Records for this task:
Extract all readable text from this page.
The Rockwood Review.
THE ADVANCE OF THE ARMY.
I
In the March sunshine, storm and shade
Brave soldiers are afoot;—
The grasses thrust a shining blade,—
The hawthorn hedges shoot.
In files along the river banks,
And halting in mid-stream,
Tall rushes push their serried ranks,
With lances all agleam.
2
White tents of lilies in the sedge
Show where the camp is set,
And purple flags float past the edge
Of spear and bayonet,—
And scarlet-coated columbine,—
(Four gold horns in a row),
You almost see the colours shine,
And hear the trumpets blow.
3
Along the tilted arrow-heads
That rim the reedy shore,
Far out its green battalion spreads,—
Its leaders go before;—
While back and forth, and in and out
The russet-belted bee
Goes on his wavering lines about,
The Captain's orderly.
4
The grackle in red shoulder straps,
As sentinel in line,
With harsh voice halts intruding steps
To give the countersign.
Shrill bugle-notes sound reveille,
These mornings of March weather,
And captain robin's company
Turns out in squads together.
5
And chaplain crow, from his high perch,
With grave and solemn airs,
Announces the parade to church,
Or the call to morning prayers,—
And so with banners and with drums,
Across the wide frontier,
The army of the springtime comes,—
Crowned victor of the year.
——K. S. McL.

Problem description: Look through the entries above for the word "March". Copy every line where it shows up.

In response:
In the March sunshine, storm and shade
These mornings of March weather,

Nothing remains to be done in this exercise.